• _Record set_
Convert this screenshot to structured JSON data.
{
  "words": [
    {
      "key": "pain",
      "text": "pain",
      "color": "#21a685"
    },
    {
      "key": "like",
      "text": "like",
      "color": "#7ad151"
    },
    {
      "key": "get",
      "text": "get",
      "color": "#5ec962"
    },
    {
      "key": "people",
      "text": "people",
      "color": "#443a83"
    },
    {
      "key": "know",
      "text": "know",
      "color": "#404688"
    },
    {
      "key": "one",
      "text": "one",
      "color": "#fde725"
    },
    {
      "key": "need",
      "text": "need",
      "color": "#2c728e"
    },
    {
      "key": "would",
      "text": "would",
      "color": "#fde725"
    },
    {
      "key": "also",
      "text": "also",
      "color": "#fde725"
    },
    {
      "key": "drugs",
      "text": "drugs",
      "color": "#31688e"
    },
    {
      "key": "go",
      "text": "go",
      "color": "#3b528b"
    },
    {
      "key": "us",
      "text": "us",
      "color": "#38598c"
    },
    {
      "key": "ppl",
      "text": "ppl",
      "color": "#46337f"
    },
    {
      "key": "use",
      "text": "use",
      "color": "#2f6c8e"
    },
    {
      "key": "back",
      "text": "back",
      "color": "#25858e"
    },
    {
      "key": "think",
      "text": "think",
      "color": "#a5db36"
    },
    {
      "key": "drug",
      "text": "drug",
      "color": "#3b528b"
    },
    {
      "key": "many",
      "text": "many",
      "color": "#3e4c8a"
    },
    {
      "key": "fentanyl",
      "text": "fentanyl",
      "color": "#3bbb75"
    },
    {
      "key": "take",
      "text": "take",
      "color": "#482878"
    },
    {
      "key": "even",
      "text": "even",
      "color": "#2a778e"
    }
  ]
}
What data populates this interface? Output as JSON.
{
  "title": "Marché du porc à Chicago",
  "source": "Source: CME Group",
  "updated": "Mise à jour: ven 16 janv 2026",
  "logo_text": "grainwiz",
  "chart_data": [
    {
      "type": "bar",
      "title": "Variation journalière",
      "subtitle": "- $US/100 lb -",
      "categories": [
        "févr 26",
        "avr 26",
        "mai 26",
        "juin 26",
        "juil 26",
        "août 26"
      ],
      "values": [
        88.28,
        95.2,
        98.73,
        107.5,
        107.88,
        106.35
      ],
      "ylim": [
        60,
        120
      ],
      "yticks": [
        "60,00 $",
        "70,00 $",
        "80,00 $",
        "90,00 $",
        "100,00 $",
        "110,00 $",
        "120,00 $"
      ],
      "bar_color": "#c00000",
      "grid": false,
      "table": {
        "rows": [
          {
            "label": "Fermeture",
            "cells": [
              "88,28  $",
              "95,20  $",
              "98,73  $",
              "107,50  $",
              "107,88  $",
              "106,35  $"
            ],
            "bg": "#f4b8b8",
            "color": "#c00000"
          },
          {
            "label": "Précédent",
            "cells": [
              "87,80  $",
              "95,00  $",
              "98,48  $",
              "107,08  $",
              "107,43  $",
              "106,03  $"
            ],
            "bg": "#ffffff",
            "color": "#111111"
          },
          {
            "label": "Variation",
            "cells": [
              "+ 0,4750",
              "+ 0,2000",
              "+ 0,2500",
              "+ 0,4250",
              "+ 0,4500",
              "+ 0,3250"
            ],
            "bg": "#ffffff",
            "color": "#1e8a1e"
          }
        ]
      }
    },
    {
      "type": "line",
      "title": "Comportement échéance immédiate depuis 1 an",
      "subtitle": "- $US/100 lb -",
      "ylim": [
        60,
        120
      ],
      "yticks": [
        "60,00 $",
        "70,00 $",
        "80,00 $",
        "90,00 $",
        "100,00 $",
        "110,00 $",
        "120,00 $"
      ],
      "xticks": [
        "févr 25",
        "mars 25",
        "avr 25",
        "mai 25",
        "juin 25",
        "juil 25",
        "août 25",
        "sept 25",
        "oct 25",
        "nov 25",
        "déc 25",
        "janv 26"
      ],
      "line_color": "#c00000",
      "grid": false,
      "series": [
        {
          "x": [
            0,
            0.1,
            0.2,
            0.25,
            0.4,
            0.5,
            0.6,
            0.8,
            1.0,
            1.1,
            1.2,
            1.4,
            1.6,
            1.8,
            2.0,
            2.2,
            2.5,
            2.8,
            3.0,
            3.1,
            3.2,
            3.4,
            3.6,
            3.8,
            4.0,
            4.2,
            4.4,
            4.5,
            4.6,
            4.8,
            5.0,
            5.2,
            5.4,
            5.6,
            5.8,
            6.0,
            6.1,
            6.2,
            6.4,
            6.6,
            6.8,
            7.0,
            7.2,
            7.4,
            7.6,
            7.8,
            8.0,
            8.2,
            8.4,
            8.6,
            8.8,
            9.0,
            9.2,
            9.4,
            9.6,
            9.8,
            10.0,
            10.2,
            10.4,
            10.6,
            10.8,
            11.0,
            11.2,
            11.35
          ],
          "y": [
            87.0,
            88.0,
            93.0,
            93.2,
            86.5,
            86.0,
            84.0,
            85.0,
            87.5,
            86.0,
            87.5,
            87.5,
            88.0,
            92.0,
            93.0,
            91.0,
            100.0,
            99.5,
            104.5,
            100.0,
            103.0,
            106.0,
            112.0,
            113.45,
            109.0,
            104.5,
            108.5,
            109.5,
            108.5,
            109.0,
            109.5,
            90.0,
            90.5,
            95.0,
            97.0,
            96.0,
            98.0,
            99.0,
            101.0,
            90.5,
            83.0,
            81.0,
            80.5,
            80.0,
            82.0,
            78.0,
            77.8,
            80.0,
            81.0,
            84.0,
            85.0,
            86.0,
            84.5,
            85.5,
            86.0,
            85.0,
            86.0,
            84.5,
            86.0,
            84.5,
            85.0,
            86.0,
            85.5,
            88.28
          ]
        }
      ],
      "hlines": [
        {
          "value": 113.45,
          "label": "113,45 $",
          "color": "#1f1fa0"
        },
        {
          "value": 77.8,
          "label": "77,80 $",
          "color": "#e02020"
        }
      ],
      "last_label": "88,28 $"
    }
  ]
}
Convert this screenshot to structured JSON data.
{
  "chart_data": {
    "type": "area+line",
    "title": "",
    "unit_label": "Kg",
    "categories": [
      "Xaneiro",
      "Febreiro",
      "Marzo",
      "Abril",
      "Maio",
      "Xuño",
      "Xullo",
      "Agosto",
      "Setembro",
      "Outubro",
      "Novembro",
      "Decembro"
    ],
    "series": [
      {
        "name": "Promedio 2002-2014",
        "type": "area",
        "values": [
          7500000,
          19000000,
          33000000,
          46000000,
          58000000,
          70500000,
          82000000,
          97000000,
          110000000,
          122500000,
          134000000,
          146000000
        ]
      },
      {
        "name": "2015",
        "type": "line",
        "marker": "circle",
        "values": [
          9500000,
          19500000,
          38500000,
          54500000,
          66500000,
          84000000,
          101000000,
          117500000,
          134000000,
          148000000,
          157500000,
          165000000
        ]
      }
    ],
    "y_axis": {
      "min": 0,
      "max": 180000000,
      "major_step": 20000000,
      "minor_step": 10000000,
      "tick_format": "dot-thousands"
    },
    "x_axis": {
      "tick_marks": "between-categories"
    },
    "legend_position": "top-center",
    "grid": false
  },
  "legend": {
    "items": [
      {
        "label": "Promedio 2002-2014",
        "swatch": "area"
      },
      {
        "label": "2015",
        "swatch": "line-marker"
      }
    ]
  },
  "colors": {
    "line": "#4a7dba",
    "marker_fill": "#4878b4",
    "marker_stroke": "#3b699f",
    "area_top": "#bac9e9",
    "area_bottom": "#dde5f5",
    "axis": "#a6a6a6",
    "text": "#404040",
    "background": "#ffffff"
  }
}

• _Exercise aim_
Count each line with "categories" in it and report that figure by itself.

• _Response for this exercise_
3